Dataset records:
--------------------------------

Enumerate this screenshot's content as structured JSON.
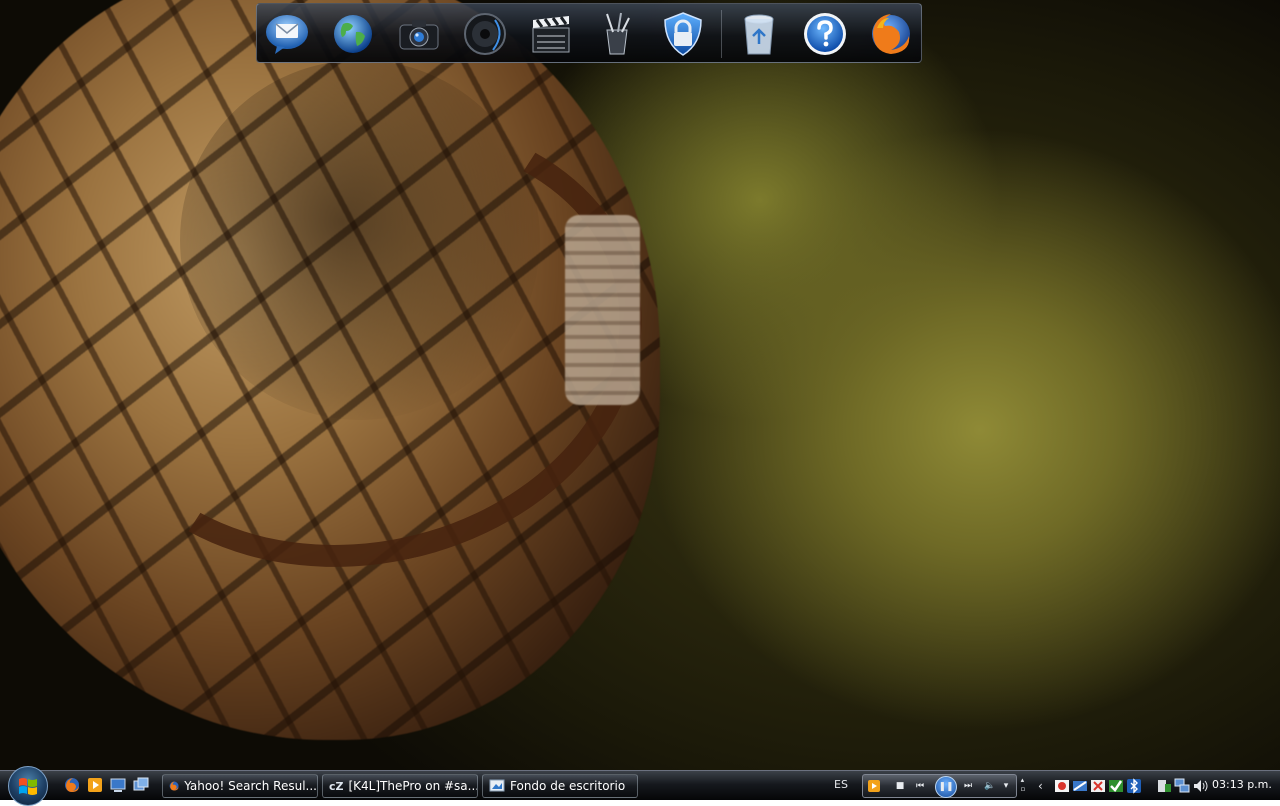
{
  "dock": {
    "items": [
      {
        "name": "mail",
        "icon": "mail-icon"
      },
      {
        "name": "internet",
        "icon": "globe-icon"
      },
      {
        "name": "camera",
        "icon": "camera-icon"
      },
      {
        "name": "music",
        "icon": "speaker-icon"
      },
      {
        "name": "movies",
        "icon": "clapperboard-icon"
      },
      {
        "name": "notes",
        "icon": "pencil-cup-icon"
      },
      {
        "name": "security",
        "icon": "shield-lock-icon"
      },
      {
        "name": "recycle-bin",
        "icon": "recycle-bin-icon"
      },
      {
        "name": "help",
        "icon": "help-icon"
      },
      {
        "name": "firefox",
        "icon": "firefox-icon"
      }
    ]
  },
  "taskbar": {
    "quick_launch": [
      "firefox-icon",
      "media-player-icon",
      "show-desktop-icon",
      "switch-windows-icon"
    ],
    "tasks": [
      {
        "label": "Yahoo! Search Resul...",
        "icon": "firefox-icon"
      },
      {
        "label": "[K4L]ThePro on #sa...",
        "icon": "irc-client-icon"
      },
      {
        "label": "Fondo de escritorio",
        "icon": "desktop-background-icon"
      }
    ],
    "language": "ES",
    "clock": "03:13 p.m."
  },
  "colors": {
    "accent": "#1f6fc7",
    "taskbar": "#16191e"
  }
}
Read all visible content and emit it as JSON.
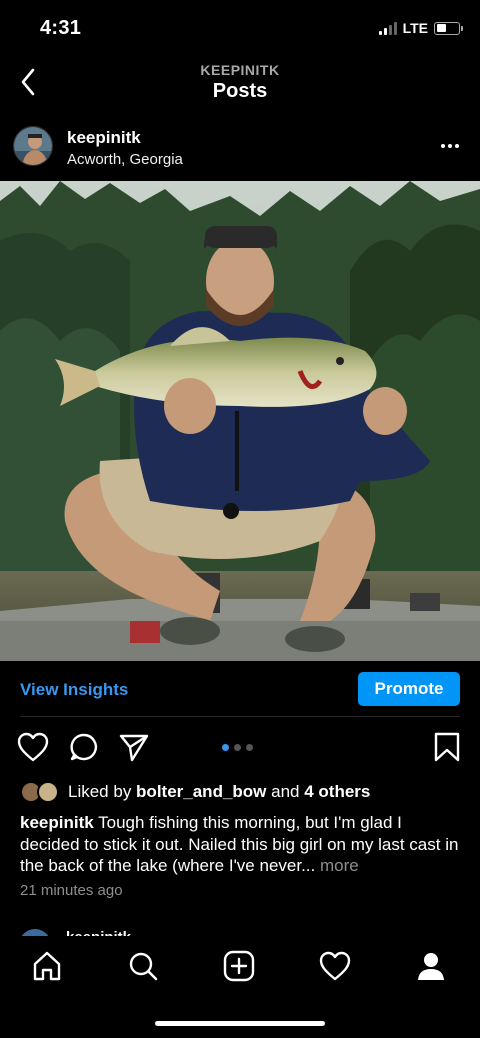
{
  "status_bar": {
    "time": "4:31",
    "network": "LTE",
    "signal_bars": 2,
    "battery_level": 0.45
  },
  "nav": {
    "subtitle": "KEEPINITK",
    "title": "Posts"
  },
  "post": {
    "username": "keepinitk",
    "location": "Acworth, Georgia",
    "photo_description_icon": "photo-man-holding-bass",
    "insights_label": "View Insights",
    "promote_label": "Promote",
    "carousel": {
      "count": 3,
      "active": 1
    },
    "likes": {
      "prefix": "Liked by ",
      "user": "bolter_and_bow",
      "middle": " and ",
      "others": "4 others"
    },
    "caption": {
      "user": "keepinitk",
      "text": " Tough fishing this morning, but I'm glad I decided to stick it out. Nailed this big girl on my last cast in the back of the lake (where I've never...",
      "more": " more"
    },
    "time_ago": "21 minutes ago"
  },
  "next_post": {
    "username": "keepinitk"
  },
  "colors": {
    "accent": "#3897f0",
    "promote": "#0095f6",
    "muted": "#8e8e8e",
    "background": "#000000"
  },
  "icons": {
    "back": "chevron-left-icon",
    "more": "more-icon",
    "like": "heart-icon",
    "comment": "comment-icon",
    "share": "send-icon",
    "save": "bookmark-icon",
    "home": "home-icon",
    "search": "search-icon",
    "add": "add-post-icon",
    "activity": "heart-icon",
    "profile": "profile-icon"
  }
}
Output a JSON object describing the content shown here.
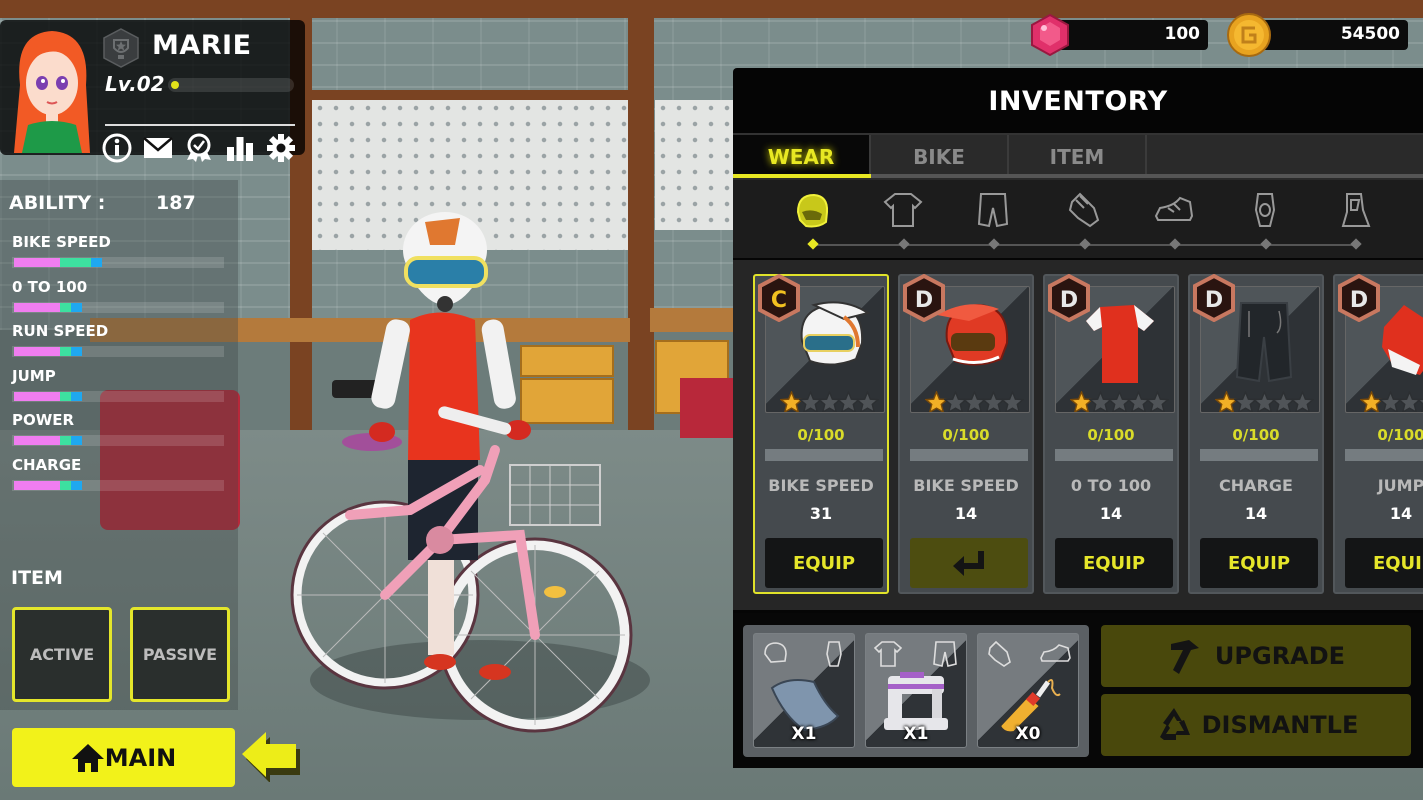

--------------------------------

> _Exercise brief_
Which lines in the records above contain the string "content"? Copy each one.

> _Answer to this task_
Enumerate this screenshot's content as structured JSON.
Read all visible content and emit it as JSON.
Output a JSON object describing the content shown here.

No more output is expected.